▶ [WRITTEN INSTRUCTION]
Reproduce the lines below, starting with the line containing "- table-row: [141, 823, 1138, 848]" and continuing up to and including the line containing "- violation-cell: Парковка", with every character unchanged.
--- start DATASET EXCERPTS ---
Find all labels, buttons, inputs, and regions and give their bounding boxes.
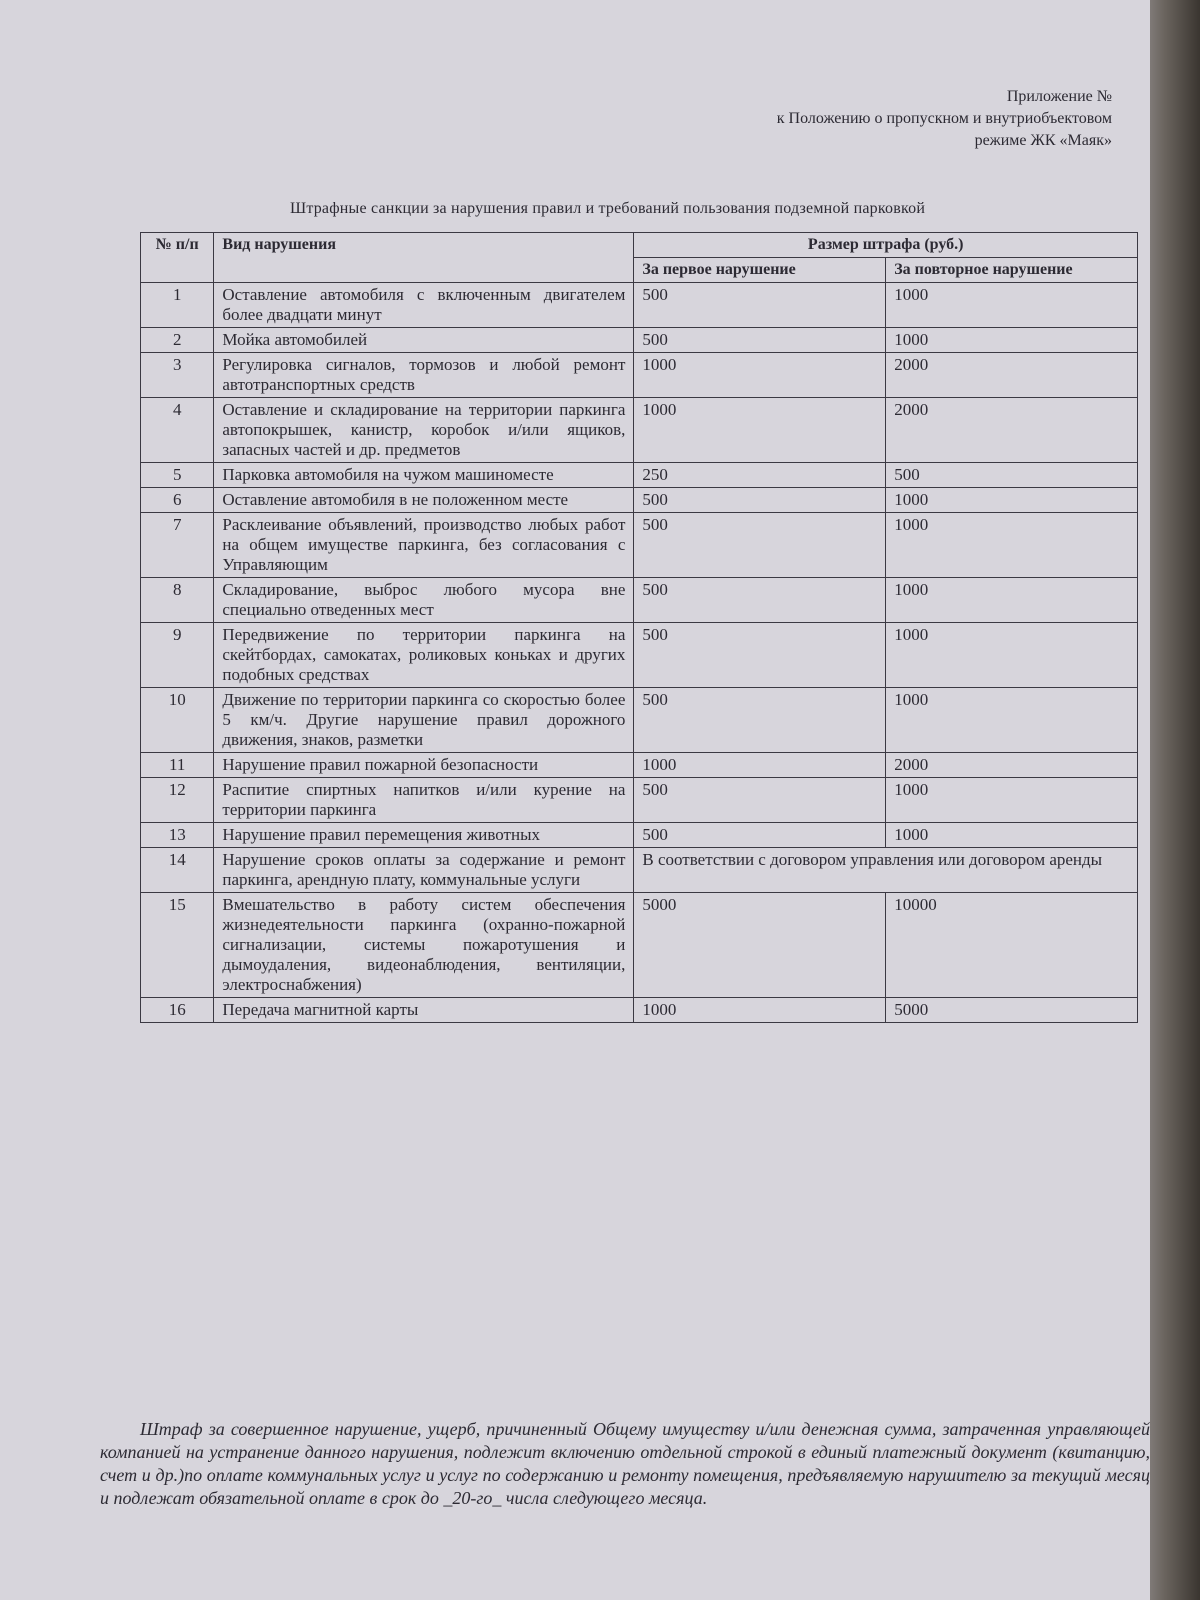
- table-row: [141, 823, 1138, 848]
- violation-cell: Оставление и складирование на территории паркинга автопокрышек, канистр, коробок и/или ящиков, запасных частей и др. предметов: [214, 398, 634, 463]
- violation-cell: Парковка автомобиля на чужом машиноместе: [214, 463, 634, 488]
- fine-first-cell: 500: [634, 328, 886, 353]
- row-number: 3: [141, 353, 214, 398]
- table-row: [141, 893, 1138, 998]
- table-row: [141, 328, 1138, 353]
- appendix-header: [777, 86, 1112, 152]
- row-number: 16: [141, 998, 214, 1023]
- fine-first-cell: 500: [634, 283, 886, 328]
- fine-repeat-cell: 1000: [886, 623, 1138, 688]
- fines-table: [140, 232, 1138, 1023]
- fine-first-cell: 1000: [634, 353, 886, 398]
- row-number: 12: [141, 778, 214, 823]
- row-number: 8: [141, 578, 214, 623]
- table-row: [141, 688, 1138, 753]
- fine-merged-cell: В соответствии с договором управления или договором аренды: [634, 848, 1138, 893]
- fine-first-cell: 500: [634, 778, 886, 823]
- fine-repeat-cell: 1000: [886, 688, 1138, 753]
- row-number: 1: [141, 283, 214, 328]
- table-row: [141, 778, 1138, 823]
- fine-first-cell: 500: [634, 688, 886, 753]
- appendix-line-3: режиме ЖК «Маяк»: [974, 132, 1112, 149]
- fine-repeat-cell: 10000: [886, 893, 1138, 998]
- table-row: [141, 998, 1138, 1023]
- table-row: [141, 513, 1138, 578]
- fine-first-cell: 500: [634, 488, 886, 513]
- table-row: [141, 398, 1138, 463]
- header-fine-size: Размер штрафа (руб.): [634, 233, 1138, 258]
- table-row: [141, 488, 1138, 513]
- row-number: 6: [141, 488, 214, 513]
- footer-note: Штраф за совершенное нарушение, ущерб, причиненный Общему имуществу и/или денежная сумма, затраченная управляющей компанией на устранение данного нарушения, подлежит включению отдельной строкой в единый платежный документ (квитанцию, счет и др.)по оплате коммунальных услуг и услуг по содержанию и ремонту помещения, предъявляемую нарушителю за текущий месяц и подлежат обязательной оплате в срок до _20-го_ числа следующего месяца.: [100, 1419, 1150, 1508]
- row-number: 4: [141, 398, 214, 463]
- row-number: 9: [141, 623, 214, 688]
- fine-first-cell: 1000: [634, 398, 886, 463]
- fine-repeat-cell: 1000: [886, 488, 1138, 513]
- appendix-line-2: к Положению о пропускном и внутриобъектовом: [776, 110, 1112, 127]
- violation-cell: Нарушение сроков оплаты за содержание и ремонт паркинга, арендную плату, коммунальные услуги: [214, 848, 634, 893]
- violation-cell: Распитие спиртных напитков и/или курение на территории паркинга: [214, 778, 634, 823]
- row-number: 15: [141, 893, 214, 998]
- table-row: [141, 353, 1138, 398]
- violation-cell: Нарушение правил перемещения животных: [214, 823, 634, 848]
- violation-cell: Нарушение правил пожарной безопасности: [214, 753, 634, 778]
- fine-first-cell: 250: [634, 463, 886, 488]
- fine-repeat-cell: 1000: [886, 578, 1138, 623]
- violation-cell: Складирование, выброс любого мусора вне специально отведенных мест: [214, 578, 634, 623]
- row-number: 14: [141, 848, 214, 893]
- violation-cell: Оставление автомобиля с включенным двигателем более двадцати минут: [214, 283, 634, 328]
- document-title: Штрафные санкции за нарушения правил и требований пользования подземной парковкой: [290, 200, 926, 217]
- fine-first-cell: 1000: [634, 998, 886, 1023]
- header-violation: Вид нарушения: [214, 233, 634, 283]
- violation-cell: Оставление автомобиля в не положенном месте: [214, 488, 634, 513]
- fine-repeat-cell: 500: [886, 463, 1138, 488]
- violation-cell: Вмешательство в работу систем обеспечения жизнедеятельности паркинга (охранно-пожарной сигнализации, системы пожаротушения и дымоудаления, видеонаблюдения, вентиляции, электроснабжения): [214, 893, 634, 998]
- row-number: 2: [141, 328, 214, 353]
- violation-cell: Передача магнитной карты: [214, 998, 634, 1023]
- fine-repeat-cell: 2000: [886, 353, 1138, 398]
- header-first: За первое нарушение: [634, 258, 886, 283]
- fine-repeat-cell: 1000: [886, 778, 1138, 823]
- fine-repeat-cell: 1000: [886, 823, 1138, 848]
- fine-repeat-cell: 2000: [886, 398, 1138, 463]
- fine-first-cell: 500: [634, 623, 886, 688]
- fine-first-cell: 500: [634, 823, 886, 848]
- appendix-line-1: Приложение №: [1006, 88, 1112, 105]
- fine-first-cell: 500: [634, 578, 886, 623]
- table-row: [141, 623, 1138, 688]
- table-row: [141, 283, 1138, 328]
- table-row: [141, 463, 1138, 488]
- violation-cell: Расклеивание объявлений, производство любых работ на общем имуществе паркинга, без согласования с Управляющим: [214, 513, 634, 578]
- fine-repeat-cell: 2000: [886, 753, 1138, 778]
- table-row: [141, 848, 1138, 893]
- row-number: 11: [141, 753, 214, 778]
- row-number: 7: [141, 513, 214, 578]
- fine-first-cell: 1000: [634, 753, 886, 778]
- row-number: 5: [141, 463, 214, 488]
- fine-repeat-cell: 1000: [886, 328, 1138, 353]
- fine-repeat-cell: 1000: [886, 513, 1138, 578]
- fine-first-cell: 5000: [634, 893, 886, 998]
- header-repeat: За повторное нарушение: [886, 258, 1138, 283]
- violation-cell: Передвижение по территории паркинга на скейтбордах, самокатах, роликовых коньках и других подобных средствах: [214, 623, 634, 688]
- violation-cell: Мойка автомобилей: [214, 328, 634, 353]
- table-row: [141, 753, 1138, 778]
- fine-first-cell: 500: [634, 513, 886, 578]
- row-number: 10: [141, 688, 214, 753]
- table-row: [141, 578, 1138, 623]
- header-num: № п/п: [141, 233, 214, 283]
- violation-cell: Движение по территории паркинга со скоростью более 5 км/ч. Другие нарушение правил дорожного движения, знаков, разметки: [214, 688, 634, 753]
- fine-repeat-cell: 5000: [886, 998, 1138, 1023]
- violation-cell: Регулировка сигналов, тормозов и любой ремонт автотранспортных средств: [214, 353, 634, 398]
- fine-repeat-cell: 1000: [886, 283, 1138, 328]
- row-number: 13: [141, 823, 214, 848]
--- end DATASET EXCERPTS ---
--- start DATASET EXCERPTS ---
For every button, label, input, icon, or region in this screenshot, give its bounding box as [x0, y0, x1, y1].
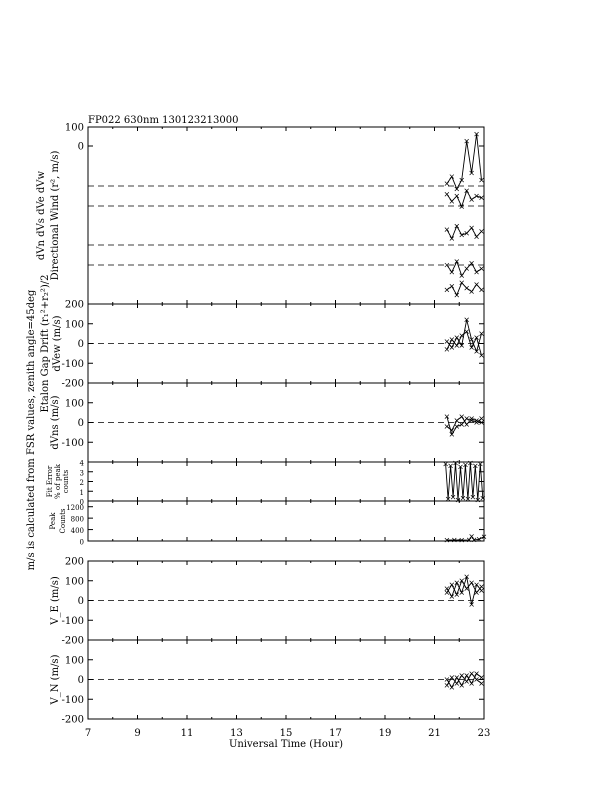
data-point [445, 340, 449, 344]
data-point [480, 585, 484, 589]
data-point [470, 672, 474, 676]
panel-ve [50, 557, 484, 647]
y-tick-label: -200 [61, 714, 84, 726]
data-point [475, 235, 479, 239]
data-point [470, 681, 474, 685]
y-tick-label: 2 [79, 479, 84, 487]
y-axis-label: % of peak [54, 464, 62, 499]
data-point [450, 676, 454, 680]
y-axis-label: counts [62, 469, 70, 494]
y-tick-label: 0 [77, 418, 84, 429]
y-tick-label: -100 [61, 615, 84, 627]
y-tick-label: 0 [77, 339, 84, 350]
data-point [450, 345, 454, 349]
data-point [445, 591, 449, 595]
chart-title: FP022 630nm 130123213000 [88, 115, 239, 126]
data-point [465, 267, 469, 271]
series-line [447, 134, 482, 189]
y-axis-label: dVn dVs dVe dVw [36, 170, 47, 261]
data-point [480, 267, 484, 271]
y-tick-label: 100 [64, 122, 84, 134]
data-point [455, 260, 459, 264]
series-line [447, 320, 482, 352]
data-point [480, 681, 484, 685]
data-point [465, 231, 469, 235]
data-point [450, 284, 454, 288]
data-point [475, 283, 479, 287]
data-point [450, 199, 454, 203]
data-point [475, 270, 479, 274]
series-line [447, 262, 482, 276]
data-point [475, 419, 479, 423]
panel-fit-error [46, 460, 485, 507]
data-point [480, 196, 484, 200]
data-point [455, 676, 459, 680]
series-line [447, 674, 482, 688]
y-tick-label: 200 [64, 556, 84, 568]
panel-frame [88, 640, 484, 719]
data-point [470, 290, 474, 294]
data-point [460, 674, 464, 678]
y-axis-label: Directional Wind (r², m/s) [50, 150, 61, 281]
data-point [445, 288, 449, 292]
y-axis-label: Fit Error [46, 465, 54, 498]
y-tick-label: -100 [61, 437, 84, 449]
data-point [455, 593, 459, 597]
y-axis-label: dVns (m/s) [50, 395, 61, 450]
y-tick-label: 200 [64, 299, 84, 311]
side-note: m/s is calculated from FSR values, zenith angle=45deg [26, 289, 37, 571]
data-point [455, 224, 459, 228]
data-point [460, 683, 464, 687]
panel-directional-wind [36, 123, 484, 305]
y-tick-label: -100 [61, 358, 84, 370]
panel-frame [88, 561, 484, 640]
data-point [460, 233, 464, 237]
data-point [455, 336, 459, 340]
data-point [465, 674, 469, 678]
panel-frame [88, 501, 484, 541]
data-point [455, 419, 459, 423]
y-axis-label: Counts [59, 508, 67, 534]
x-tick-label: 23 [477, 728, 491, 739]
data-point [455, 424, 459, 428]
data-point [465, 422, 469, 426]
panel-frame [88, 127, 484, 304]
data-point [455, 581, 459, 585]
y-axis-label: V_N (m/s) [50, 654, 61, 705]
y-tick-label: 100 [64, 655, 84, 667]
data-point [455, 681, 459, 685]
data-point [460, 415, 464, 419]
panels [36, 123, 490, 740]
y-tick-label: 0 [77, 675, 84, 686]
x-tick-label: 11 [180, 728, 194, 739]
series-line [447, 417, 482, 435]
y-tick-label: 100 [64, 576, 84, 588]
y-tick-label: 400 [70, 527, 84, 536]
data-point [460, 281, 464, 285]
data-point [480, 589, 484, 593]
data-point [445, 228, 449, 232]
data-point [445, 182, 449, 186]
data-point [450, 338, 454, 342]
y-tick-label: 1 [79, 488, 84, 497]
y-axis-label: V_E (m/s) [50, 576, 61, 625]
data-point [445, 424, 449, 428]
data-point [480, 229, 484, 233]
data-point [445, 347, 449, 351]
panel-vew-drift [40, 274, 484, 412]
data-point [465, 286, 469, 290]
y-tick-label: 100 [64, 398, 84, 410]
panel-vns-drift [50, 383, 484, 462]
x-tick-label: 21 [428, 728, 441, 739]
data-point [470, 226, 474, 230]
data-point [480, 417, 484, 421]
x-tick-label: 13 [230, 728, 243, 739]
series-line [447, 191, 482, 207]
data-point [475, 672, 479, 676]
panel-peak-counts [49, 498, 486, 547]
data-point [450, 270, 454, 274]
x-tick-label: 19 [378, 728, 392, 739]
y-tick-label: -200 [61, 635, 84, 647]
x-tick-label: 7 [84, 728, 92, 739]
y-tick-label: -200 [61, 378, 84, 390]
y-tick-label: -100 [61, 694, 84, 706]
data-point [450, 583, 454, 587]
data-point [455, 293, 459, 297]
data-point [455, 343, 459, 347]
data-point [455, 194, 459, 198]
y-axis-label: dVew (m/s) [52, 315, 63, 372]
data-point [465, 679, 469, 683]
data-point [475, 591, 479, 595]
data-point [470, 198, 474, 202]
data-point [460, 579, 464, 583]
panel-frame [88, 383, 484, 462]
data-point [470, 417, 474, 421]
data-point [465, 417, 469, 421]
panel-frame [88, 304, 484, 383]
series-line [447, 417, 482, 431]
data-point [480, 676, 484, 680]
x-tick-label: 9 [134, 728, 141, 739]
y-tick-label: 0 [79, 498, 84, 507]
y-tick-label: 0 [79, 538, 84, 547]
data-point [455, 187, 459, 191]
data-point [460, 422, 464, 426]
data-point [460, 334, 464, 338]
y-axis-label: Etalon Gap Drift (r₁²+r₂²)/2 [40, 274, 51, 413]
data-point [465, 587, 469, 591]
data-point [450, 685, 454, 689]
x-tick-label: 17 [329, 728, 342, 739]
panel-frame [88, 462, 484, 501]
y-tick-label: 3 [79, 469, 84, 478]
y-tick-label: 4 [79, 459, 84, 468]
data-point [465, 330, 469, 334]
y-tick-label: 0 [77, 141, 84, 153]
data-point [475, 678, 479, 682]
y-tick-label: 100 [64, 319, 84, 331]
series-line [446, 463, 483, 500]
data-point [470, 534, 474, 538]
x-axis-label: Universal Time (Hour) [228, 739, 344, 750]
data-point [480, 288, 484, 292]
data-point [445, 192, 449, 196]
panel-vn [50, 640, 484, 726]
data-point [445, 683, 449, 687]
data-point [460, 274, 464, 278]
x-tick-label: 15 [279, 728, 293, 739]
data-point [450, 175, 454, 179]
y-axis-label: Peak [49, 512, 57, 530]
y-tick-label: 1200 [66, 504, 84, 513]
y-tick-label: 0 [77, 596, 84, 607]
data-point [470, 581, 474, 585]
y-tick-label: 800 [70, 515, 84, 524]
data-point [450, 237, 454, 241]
--- end DATASET EXCERPTS ---
▶ [RESULT OF THIS EXERCISE]
- table-row: [141, 823, 1138, 848]
- violation-cell: Оставление и складирование на территории паркинга автопокрышек, канистр, коробок и/или ящиков, запасных частей и др. предметов: [214, 398, 634, 463]
- violation-cell: Парковка автомобиля на чужом машиноместе: [214, 463, 634, 488]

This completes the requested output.